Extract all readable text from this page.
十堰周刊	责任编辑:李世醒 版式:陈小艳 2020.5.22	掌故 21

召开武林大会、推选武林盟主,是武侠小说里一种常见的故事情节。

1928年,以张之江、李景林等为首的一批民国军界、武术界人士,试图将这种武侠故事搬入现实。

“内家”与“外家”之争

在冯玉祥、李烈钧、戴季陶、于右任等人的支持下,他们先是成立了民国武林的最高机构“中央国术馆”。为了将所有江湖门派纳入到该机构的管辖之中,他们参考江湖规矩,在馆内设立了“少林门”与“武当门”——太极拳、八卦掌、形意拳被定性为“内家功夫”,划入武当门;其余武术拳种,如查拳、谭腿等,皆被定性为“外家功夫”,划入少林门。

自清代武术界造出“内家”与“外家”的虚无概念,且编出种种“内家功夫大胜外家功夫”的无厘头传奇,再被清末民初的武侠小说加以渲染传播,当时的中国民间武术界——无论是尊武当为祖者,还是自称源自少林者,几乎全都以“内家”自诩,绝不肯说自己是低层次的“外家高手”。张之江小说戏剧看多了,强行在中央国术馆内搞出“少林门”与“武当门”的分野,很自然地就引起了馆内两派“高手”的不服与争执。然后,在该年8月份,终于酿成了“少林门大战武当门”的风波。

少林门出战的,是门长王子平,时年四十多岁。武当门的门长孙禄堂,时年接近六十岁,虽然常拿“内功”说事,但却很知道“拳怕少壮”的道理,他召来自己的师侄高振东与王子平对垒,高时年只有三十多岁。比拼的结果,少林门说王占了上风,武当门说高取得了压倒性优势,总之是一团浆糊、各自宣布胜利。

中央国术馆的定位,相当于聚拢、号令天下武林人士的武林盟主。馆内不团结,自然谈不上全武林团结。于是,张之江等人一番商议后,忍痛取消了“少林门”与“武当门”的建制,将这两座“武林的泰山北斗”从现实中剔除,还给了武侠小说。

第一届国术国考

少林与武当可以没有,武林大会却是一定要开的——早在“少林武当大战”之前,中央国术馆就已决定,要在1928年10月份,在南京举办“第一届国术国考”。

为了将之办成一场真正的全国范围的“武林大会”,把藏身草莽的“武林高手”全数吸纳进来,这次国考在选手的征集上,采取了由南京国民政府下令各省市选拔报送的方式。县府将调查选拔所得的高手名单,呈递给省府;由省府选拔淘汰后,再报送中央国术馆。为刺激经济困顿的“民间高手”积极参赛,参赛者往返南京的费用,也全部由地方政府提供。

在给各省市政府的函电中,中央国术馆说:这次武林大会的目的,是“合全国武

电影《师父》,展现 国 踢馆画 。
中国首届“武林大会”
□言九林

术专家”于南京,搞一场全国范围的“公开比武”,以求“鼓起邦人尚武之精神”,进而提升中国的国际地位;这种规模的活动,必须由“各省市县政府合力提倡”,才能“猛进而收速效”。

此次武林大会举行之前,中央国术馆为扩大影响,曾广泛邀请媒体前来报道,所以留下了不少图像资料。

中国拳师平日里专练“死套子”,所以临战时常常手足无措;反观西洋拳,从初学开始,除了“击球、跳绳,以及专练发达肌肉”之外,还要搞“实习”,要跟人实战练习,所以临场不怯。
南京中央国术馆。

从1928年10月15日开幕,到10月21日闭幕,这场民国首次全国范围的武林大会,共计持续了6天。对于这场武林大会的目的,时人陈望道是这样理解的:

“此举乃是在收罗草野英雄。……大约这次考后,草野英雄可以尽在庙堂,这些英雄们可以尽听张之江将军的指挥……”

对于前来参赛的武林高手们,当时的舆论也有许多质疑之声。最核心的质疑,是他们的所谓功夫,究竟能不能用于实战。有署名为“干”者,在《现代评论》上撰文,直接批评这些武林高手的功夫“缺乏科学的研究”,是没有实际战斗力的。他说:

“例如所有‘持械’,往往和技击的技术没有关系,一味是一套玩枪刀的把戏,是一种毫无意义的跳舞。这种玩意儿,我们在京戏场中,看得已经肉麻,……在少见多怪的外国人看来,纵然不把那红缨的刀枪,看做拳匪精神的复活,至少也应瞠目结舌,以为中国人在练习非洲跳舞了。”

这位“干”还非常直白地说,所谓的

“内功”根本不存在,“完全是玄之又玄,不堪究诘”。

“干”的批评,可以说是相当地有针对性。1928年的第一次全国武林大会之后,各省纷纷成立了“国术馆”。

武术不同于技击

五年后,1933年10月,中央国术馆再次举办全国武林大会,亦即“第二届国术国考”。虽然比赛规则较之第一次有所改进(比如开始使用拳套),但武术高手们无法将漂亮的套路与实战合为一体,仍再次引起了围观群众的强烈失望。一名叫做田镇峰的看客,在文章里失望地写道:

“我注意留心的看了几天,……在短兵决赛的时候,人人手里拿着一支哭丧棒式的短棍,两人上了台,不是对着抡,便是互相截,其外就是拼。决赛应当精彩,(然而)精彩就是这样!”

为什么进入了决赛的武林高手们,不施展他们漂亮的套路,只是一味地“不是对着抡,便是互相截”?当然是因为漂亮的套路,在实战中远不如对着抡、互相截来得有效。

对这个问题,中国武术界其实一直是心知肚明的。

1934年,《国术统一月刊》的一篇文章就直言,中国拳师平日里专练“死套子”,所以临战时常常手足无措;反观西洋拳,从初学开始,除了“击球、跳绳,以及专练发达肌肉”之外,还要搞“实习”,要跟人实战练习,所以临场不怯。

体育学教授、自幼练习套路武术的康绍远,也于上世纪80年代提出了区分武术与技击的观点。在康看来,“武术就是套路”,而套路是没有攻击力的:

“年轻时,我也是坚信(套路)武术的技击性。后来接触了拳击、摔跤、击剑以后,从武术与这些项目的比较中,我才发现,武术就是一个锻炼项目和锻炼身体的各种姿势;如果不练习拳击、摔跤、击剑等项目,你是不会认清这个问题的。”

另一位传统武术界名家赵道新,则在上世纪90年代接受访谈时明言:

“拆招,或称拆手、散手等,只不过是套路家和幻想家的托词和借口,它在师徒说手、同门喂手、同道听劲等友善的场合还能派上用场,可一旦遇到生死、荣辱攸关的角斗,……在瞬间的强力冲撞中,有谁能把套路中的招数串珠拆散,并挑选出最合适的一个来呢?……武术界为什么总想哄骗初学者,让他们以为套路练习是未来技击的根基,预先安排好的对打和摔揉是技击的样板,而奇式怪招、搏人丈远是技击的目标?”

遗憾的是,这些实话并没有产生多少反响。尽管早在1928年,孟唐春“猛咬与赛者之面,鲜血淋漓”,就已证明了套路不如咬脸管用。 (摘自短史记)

━━━━━━━━━━━━━━━━━━━━

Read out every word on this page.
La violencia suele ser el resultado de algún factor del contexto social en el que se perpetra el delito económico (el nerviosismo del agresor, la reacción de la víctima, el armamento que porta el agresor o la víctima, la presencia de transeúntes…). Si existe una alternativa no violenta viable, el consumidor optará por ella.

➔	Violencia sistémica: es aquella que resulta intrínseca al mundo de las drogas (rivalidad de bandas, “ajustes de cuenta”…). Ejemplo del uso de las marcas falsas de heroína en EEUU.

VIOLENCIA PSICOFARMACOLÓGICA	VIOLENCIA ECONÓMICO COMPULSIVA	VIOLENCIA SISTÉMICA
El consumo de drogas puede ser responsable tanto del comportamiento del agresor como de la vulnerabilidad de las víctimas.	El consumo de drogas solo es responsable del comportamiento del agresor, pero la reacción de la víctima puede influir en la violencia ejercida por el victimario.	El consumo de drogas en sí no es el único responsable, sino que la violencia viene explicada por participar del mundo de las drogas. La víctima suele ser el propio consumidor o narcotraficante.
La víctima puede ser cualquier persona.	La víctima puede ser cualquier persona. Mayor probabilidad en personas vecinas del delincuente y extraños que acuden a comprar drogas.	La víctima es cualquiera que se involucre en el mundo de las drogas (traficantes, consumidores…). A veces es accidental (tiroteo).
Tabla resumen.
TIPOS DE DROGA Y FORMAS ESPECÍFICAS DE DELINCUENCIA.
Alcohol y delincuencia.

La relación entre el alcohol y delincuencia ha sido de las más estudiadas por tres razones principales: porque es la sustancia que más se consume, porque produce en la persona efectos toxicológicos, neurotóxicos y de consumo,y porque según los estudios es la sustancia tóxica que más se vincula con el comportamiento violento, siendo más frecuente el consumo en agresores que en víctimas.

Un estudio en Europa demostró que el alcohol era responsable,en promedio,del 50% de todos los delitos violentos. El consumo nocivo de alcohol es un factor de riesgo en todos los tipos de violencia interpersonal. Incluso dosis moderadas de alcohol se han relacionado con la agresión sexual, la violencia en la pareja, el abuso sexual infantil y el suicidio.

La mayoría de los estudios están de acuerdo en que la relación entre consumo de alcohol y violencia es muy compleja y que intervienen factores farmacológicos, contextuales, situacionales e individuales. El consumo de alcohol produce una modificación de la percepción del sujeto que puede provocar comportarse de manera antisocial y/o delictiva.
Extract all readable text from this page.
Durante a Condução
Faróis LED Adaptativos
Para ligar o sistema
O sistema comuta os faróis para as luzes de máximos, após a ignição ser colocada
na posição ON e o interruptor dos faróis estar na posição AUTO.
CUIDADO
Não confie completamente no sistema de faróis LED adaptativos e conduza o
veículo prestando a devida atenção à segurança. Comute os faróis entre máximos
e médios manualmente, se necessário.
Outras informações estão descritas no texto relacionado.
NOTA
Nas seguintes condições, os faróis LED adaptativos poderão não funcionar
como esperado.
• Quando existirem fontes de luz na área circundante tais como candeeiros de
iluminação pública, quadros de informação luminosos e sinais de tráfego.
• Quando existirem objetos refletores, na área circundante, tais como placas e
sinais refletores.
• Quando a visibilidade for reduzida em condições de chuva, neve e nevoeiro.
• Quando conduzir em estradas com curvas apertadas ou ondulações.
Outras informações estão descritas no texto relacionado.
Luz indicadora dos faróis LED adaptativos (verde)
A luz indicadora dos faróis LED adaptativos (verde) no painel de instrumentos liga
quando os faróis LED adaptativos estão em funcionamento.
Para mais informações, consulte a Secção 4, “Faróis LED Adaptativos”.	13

━━━━━━━━━━━━━━━━━━━━

# Work to complete:
Report only the count of lines that include the string "反观西洋拳".

# Output for this exercise:
2